[Data entries]
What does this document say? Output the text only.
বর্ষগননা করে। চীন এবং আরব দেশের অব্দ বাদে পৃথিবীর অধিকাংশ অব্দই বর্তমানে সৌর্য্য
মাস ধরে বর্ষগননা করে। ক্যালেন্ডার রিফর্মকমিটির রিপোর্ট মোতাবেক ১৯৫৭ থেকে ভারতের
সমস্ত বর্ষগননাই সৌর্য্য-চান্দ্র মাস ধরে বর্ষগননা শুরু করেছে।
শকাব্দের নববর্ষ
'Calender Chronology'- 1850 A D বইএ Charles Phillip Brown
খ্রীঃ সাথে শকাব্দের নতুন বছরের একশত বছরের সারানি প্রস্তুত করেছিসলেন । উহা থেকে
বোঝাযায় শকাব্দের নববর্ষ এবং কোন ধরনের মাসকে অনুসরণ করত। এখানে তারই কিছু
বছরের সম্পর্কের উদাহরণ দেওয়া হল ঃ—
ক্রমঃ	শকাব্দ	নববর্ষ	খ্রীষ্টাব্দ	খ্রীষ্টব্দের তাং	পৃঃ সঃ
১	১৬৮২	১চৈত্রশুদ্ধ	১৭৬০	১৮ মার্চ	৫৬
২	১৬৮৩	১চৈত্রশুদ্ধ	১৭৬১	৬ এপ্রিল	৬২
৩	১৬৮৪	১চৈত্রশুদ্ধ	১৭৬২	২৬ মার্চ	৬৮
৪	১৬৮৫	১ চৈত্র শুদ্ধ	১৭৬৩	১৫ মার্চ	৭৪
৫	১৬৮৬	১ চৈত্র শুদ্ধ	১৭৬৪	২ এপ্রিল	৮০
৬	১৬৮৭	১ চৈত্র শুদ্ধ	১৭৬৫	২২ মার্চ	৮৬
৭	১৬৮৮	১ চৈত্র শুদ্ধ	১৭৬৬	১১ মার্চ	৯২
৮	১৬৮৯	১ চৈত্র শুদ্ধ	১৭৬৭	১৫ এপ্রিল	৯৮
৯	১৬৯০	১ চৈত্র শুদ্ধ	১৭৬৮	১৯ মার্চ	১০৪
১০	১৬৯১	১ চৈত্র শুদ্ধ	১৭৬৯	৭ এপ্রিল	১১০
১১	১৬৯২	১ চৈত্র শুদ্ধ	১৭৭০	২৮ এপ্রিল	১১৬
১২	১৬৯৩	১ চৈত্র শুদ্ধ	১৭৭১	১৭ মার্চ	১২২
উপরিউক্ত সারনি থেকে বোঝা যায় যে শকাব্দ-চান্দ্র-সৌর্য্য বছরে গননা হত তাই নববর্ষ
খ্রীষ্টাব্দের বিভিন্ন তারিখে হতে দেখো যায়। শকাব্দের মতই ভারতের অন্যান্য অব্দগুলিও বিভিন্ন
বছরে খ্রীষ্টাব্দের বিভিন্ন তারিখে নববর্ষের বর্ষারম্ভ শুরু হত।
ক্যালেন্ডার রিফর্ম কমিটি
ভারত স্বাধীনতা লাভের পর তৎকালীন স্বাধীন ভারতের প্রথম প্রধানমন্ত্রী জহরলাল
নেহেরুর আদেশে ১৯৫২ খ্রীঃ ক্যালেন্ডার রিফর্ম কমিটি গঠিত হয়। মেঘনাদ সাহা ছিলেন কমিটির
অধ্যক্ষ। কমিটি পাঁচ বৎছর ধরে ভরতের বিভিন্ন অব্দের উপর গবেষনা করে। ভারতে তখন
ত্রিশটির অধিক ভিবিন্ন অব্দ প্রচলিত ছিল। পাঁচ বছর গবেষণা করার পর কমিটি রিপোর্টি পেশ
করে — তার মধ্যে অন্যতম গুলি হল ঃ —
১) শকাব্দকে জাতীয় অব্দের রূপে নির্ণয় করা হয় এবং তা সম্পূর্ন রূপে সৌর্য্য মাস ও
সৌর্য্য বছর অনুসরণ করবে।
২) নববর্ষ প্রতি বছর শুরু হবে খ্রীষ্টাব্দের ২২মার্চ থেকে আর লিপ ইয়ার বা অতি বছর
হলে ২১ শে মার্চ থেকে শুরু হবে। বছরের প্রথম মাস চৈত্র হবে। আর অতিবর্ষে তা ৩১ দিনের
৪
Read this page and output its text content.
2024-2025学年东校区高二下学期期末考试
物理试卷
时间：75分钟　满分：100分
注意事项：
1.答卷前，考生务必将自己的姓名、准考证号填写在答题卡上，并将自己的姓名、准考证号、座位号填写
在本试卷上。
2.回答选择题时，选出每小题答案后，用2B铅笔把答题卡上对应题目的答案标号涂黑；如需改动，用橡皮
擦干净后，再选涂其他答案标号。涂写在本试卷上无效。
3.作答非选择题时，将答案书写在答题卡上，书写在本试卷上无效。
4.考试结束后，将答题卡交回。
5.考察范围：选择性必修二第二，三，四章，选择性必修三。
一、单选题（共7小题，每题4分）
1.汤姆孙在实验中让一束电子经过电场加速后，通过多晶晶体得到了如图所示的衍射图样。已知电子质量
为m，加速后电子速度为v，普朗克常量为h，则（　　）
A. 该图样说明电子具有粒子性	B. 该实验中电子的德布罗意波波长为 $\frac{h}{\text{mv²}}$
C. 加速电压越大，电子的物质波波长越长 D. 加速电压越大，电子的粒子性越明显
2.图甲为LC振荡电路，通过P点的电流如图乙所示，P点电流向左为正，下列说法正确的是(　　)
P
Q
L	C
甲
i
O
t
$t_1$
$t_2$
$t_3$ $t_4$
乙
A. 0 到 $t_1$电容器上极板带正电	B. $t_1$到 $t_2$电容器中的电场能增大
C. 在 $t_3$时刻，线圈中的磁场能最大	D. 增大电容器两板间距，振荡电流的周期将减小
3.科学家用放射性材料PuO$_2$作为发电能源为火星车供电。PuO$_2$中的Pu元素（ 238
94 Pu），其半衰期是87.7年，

> Direction
Pick out every line above that contains the word "ষগনন" and copy it.

> The output
বর্ষগননা করে। চীন এবং আরব দেশের অব্দ বাদে পৃথিবীর অধিকাংশ অব্দই বর্তমানে সৌর্য্য
মাস ধরে বর্ষগননা করে। ক্যালেন্ডার রিফর্মকমিটির রিপোর্ট মোতাবেক ১৯৫৭ থেকে ভারতের
সমস্ত বর্ষগননাই সৌর্য্য-চান্দ্র মাস ধরে বর্ষগননা শুরু করেছে।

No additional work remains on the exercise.